◆ THE TASK: Locate each line holding the string "this" and copy it.

◆ DATA SHOWN:
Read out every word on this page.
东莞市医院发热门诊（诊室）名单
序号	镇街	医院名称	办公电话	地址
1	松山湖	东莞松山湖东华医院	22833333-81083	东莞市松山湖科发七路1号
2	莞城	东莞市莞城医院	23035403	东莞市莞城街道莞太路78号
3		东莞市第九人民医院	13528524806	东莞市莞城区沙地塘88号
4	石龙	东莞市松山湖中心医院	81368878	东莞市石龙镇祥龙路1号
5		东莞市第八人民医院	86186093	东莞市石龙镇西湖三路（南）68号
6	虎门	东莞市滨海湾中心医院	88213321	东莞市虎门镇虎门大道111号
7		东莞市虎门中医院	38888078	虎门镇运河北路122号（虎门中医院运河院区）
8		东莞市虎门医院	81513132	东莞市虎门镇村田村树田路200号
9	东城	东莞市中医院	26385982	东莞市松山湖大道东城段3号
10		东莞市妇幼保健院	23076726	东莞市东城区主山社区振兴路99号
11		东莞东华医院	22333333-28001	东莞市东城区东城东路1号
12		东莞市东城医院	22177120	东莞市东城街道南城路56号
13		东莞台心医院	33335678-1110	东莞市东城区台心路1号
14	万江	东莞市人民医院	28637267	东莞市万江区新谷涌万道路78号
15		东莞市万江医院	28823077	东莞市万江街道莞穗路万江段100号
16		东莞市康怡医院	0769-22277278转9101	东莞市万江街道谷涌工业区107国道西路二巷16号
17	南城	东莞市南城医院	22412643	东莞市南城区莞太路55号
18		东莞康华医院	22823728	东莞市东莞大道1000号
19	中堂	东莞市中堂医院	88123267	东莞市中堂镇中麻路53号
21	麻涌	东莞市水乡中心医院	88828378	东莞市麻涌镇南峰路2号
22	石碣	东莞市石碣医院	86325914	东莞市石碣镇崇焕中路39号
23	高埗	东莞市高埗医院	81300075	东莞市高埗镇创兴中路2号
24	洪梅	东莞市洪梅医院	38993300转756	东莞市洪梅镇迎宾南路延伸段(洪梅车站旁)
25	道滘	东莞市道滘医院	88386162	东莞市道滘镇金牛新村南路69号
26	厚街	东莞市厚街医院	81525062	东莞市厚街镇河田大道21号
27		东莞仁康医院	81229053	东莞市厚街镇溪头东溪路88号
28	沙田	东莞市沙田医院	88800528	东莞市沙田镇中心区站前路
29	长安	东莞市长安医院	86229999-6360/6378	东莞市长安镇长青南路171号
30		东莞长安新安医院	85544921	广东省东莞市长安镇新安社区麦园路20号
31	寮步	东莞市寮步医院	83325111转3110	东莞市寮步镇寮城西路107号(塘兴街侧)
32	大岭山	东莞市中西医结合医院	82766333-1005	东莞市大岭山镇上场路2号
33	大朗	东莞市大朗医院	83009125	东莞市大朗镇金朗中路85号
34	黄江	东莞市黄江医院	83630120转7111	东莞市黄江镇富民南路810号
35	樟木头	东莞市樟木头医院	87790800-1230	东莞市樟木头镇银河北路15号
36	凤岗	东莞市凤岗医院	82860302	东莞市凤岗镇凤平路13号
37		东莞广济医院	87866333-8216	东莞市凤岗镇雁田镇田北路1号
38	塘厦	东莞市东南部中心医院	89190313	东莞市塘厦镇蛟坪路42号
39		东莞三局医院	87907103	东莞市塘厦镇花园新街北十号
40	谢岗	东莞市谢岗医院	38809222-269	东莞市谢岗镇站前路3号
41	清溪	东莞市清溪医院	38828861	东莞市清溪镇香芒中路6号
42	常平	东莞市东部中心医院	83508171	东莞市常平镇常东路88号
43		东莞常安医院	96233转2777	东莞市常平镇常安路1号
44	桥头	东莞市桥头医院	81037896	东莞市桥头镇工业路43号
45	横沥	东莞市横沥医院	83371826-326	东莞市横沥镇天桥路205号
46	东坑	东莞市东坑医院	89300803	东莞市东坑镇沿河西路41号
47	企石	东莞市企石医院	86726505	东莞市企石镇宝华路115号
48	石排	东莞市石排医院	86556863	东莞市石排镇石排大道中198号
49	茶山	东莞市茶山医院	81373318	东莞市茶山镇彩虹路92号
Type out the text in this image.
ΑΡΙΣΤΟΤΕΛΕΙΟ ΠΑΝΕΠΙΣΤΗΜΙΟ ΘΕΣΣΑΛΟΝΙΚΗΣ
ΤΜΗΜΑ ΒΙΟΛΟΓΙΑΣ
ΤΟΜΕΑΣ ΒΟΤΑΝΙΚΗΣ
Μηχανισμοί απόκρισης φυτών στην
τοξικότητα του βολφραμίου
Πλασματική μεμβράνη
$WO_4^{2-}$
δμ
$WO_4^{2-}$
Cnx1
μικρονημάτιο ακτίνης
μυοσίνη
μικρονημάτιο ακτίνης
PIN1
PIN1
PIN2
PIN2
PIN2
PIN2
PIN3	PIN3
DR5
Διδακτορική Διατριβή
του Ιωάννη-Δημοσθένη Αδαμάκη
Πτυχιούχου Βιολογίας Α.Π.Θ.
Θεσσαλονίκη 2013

◆ THE COMPLETED TASK:
Read out every word on this page.
Type out the text in this image.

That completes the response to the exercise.